• What you are asked to do:
Using the listing below, extract each line that has the word "地球生态超载日" in it.

-- start Task material --

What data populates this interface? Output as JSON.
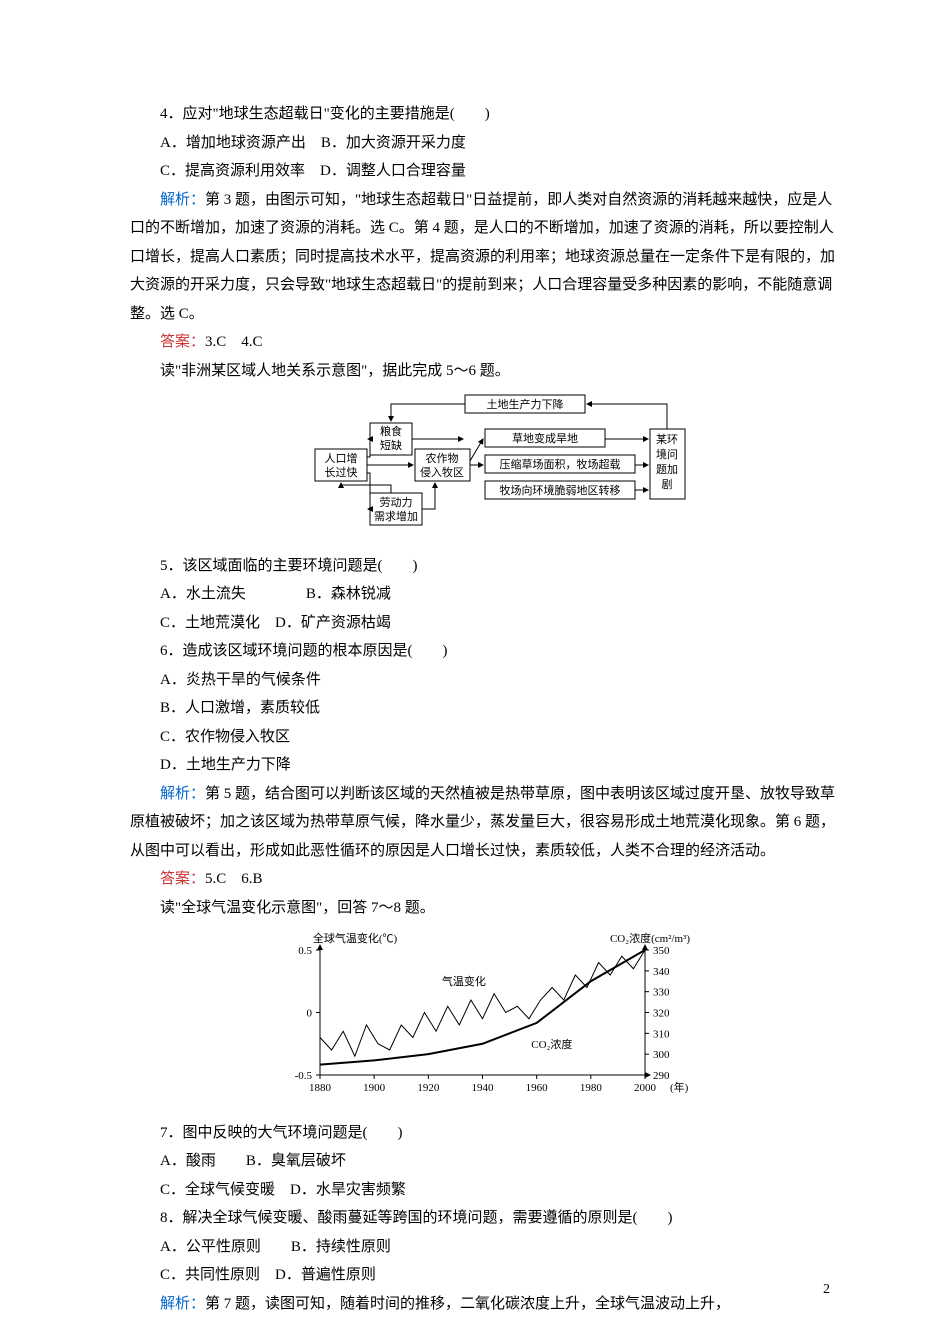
{
  "q4": {
    "stem": "4．应对\"地球生态超载日\"变化的主要措施是(　　)",
    "A": "A．增加地球资源产出",
    "B": "B．加大资源开采力度",
    "C": "C．提高资源利用效率",
    "D": "D．调整人口合理容量"
  },
  "analysis34_label": "解析：",
  "analysis34": "第 3 题，由图示可知，\"地球生态超载日\"日益提前，即人类对自然资源的消耗越来越快，应是人口的不断增加，加速了资源的消耗。选 C。第 4 题，是人口的不断增加，加速了资源的消耗，所以要控制人口增长，提高人口素质；同时提高技术水平，提高资源的利用率；地球资源总量在一定条件下是有限的，加大资源的开采力度，只会导致\"地球生态超载日\"的提前到来；人口合理容量受多种因素的影响，不能随意调整。选 C。",
  "answer34_label": "答案：",
  "answer34": "3.C　4.C",
  "intro56": "读\"非洲某区域人地关系示意图\"，据此完成 5～6 题。",
  "diagram1": {
    "nodes": {
      "top": "土地生产力下降",
      "grain": "粮食\n短缺",
      "pop": "人口增\n长过快",
      "crop": "农作物\n侵入牧区",
      "grass": "草地变成旱地",
      "compress": "压缩草场面积，牧场超载",
      "move": "牧场向环境脆弱地区转移",
      "env": "某环\n境问\n题加\n剧",
      "labor": "劳动力\n需求增加"
    }
  },
  "q5": {
    "stem": "5．该区域面临的主要环境问题是(　　)",
    "A": "A．水土流失",
    "B": "B．森林锐减",
    "C": "C．土地荒漠化",
    "D": "D．矿产资源枯竭"
  },
  "q6": {
    "stem": "6．造成该区域环境问题的根本原因是(　　)",
    "A": "A．炎热干旱的气候条件",
    "B": "B．人口激增，素质较低",
    "C": "C．农作物侵入牧区",
    "D": "D．土地生产力下降"
  },
  "analysis56_label": "解析：",
  "analysis56": "第 5 题，结合图可以判断该区域的天然植被是热带草原，图中表明该区域过度开垦、放牧导致草原植被破坏；加之该区域为热带草原气候，降水量少，蒸发量巨大，很容易形成土地荒漠化现象。第 6 题，从图中可以看出，形成如此恶性循环的原因是人口增长过快，素质较低，人类不合理的经济活动。",
  "answer56_label": "答案：",
  "answer56": "5.C　6.B",
  "intro78": "读\"全球气温变化示意图\"，回答 7～8 题。",
  "chart": {
    "type": "line",
    "title_left": "全球气温变化(℃)",
    "title_right": "CO₂浓度(cm²/m³)",
    "x_range": [
      1880,
      2000
    ],
    "x_ticks": [
      1880,
      1900,
      1920,
      1940,
      1960,
      1980,
      2000
    ],
    "x_label_suffix": "(年)",
    "y_left_ticks": [
      -0.5,
      0,
      0.5
    ],
    "y_right_ticks": [
      290,
      300,
      310,
      320,
      330,
      340,
      350
    ],
    "label_temp": "气温变化",
    "label_co2": "CO₂浓度",
    "colors": {
      "axis": "#000000",
      "temp_line": "#000000",
      "co2_line": "#000000",
      "background": "#ffffff"
    },
    "font_size": 11
  },
  "q7": {
    "stem": "7．图中反映的大气环境问题是(　　)",
    "A": "A．酸雨",
    "B": "B．臭氧层破坏",
    "C": "C．全球气候变暖",
    "D": "D．水旱灾害频繁"
  },
  "q8": {
    "stem": "8．解决全球气候变暖、酸雨蔓延等跨国的环境问题，需要遵循的原则是(　　)",
    "A": "A．公平性原则",
    "B": "B．持续性原则",
    "C": "C．共同性原则",
    "D": "D．普遍性原则"
  },
  "analysis78_label": "解析：",
  "analysis78": "第 7 题，读图可知，随着时间的推移，二氧化碳浓度上升，全球气温波动上升，",
  "page": "2"
}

-- end Task material --

• Exercise solution:
    "stem": "4．应对\"地球生态超载日\"变化的主要措施是(　　)",
  "analysis34": "第 3 题，由图示可知，\"地球生态超载日\"日益提前，即人类对自然资源的消耗越来越快，应是人口的不断增加，加速了资源的消耗。选 C。第 4 题，是人口的不断增加，加速了资源的消耗，所以要控制人口增长，提高人口素质；同时提高技术水平，提高资源的利用率；地球资源总量在一定条件下是有限的，加大资源的开采力度，只会导致\"地球生态超载日\"的提前到来；人口合理容量受多种因素的影响，不能随意调整。选 C。",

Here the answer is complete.